___ Supplied records

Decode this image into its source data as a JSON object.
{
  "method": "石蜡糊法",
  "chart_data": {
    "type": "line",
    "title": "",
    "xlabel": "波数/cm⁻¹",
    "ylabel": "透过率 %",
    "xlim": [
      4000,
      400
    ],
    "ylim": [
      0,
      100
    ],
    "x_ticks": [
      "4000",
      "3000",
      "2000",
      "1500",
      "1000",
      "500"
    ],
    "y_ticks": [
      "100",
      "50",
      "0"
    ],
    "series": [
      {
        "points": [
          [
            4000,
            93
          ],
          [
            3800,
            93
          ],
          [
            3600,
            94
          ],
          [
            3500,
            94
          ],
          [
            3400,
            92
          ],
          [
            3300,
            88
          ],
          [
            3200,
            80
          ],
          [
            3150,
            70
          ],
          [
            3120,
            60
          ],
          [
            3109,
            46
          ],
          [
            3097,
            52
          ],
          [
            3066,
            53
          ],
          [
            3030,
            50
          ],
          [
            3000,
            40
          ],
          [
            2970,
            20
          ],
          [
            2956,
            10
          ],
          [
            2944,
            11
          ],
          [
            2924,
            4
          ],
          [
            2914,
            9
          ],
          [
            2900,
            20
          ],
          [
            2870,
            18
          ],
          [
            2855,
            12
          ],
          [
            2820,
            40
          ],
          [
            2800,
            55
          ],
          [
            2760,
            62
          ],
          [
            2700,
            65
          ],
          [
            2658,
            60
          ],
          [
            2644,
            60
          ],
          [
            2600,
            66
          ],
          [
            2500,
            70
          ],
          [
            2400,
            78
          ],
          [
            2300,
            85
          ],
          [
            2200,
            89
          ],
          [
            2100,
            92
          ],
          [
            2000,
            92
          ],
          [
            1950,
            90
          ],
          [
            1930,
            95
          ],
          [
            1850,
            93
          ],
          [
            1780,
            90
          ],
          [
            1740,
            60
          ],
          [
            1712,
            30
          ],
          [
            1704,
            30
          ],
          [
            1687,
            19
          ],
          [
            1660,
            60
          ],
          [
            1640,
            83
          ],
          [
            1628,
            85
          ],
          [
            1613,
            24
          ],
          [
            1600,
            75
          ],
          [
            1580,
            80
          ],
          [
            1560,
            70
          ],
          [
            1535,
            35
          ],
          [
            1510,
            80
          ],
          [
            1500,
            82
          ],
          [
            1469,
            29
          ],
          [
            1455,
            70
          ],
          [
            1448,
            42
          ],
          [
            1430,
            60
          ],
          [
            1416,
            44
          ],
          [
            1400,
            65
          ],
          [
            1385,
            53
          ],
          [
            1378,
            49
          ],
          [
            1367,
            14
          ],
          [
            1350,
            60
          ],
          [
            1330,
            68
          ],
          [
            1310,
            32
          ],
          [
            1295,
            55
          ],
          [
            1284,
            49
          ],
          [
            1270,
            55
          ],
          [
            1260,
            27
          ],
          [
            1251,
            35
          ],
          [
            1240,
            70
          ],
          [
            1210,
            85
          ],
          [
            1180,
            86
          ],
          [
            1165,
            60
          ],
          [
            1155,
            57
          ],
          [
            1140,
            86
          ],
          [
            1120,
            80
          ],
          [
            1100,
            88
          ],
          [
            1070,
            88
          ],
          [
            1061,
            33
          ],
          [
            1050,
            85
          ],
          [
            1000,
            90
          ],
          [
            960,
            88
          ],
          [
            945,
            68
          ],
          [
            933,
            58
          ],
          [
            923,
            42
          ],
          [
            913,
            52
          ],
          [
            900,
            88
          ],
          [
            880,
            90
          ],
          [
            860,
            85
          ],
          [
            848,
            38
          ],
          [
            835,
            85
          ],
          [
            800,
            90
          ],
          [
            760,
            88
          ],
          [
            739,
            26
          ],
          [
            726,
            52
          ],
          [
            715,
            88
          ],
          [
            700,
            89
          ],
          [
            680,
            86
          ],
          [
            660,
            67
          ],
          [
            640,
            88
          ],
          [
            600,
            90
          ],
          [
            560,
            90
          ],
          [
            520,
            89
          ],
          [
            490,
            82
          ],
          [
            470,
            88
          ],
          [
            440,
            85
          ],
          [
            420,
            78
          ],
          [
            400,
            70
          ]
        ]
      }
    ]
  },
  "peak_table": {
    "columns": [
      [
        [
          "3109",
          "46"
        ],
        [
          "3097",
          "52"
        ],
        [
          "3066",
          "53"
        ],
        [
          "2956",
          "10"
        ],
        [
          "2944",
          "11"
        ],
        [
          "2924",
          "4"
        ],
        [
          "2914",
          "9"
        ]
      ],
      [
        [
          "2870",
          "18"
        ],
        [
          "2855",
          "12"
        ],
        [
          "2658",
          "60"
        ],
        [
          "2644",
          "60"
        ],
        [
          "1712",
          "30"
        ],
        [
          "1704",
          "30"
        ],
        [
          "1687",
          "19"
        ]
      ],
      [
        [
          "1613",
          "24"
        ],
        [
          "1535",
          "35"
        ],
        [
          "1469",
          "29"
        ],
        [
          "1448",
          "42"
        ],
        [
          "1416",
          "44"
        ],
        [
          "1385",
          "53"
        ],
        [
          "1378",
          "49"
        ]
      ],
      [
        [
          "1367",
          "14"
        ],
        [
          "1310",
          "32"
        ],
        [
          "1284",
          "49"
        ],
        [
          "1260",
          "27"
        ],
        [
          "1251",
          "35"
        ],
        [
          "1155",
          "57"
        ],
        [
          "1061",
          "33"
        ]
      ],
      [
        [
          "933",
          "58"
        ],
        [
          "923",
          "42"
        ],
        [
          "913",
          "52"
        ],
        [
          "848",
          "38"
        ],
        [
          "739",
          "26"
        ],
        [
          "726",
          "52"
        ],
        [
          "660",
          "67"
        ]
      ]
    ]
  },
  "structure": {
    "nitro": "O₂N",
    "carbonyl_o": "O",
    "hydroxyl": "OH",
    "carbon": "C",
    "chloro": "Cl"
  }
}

______

▸ What you are asked to do
Print every entry exactly as written.

▸ Full answer
Decode this image into its source data as a JSON object.
{
  "method": "石蜡糊法",
  "chart_data": {
    "type": "line",
    "title": "",
    "xlabel": "波数/cm⁻¹",
    "ylabel": "透过率 %",
    "xlim": [
      4000,
      400
    ],
    "ylim": [
      0,
      100
    ],
    "x_ticks": [
      "4000",
      "3000",
      "2000",
      "1500",
      "1000",
      "500"
    ],
    "y_ticks": [
      "100",
      "50",
      "0"
    ],
    "series": [
      {
        "points": [
          [
            4000,
            93
          ],
          [
            3800,
            93
          ],
          [
            3600,
            94
          ],
          [
            3500,
            94
          ],
          [
            3400,
            92
          ],
          [
            3300,
            88
          ],
          [
            3200,
            80
          ],
          [
            3150,
            70
          ],
          [
            3120,
            60
          ],
          [
            3109,
            46
          ],
          [
            3097,
            52
          ],
          [
            3066,
            53
          ],
          [
            3030,
            50
          ],
          [
            3000,
            40
          ],
          [
            2970,
            20
          ],
          [
            2956,
            10
          ],
          [
            2944,
            11
          ],
          [
            2924,
            4
          ],
          [
            2914,
            9
          ],
          [
            2900,
            20
          ],
          [
            2870,
            18
          ],
          [
            2855,
            12
          ],
          [
            2820,
            40
          ],
          [
            2800,
            55
          ],
          [
            2760,
            62
          ],
          [
            2700,
            65
          ],
          [
            2658,
            60
          ],
          [
            2644,
            60
          ],
          [
            2600,
            66
          ],
          [
            2500,
            70
          ],
          [
            2400,
            78
          ],
          [
            2300,
            85
          ],
          [
            2200,
            89
          ],
          [
            2100,
            92
          ],
          [
            2000,
            92
          ],
          [
            1950,
            90
          ],
          [
            1930,
            95
          ],
          [
            1850,
            93
          ],
          [
            1780,
            90
          ],
          [
            1740,
            60
          ],
          [
            1712,
            30
          ],
          [
            1704,
            30
          ],
          [
            1687,
            19
          ],
          [
            1660,
            60
          ],
          [
            1640,
            83
          ],
          [
            1628,
            85
          ],
          [
            1613,
            24
          ],
          [
            1600,
            75
          ],
          [
            1580,
            80
          ],
          [
            1560,
            70
          ],
          [
            1535,
            35
          ],
          [
            1510,
            80
          ],
          [
            1500,
            82
          ],
          [
            1469,
            29
          ],
          [
            1455,
            70
          ],
          [
            1448,
            42
          ],
          [
            1430,
            60
          ],
          [
            1416,
            44
          ],
          [
            1400,
            65
          ],
          [
            1385,
            53
          ],
          [
            1378,
            49
          ],
          [
            1367,
            14
          ],
          [
            1350,
            60
          ],
          [
            1330,
            68
          ],
          [
            1310,
            32
          ],
          [
            1295,
            55
          ],
          [
            1284,
            49
          ],
          [
            1270,
            55
          ],
          [
            1260,
            27
          ],
          [
            1251,
            35
          ],
          [
            1240,
            70
          ],
          [
            1210,
            85
          ],
          [
            1180,
            86
          ],
          [
            1165,
            60
          ],
          [
            1155,
            57
          ],
          [
            1140,
            86
          ],
          [
            1120,
            80
          ],
          [
            1100,
            88
          ],
          [
            1070,
            88
          ],
          [
            1061,
            33
          ],
          [
            1050,
            85
          ],
          [
            1000,
            90
          ],
          [
            960,
            88
          ],
          [
            945,
            68
          ],
          [
            933,
            58
          ],
          [
            923,
            42
          ],
          [
            913,
            52
          ],
          [
            900,
            88
          ],
          [
            880,
            90
          ],
          [
            860,
            85
          ],
          [
            848,
            38
          ],
          [
            835,
            85
          ],
          [
            800,
            90
          ],
          [
            760,
            88
          ],
          [
            739,
            26
          ],
          [
            726,
            52
          ],
          [
            715,
            88
          ],
          [
            700,
            89
          ],
          [
            680,
            86
          ],
          [
            660,
            67
          ],
          [
            640,
            88
          ],
          [
            600,
            90
          ],
          [
            560,
            90
          ],
          [
            520,
            89
          ],
          [
            490,
            82
          ],
          [
            470,
            88
          ],
          [
            440,
            85
          ],
          [
            420,
            78
          ],
          [
            400,
            70
          ]
        ]
      }
    ]
  },
  "peak_table": {
    "columns": [
      [
        [
          "3109",
          "46"
        ],
        [
          "3097",
          "52"
        ],
        [
          "3066",
          "53"
        ],
        [
          "2956",
          "10"
        ],
        [
          "2944",
          "11"
        ],
        [
          "2924",
          "4"
        ],
        [
          "2914",
          "9"
        ]
      ],
      [
        [
          "2870",
          "18"
        ],
        [
          "2855",
          "12"
        ],
        [
          "2658",
          "60"
        ],
        [
          "2644",
          "60"
        ],
        [
          "1712",
          "30"
        ],
        [
          "1704",
          "30"
        ],
        [
          "1687",
          "19"
        ]
      ],
      [
        [
          "1613",
          "24"
        ],
        [
          "1535",
          "35"
        ],
        [
          "1469",
          "29"
        ],
        [
          "1448",
          "42"
        ],
        [
          "1416",
          "44"
        ],
        [
          "1385",
          "53"
        ],
        [
          "1378",
          "49"
        ]
      ],
      [
        [
          "1367",
          "14"
        ],
        [
          "1310",
          "32"
        ],
        [
          "1284",
          "49"
        ],
        [
          "1260",
          "27"
        ],
        [
          "1251",
          "35"
        ],
        [
          "1155",
          "57"
        ],
        [
          "1061",
          "33"
        ]
      ],
      [
        [
          "933",
          "58"
        ],
        [
          "923",
          "42"
        ],
        [
          "913",
          "52"
        ],
        [
          "848",
          "38"
        ],
        [
          "739",
          "26"
        ],
        [
          "726",
          "52"
        ],
        [
          "660",
          "67"
        ]
      ]
    ]
  },
  "structure": {
    "nitro": "O₂N",
    "carbonyl_o": "O",
    "hydroxyl": "OH",
    "carbon": "C",
    "chloro": "Cl"
  }
}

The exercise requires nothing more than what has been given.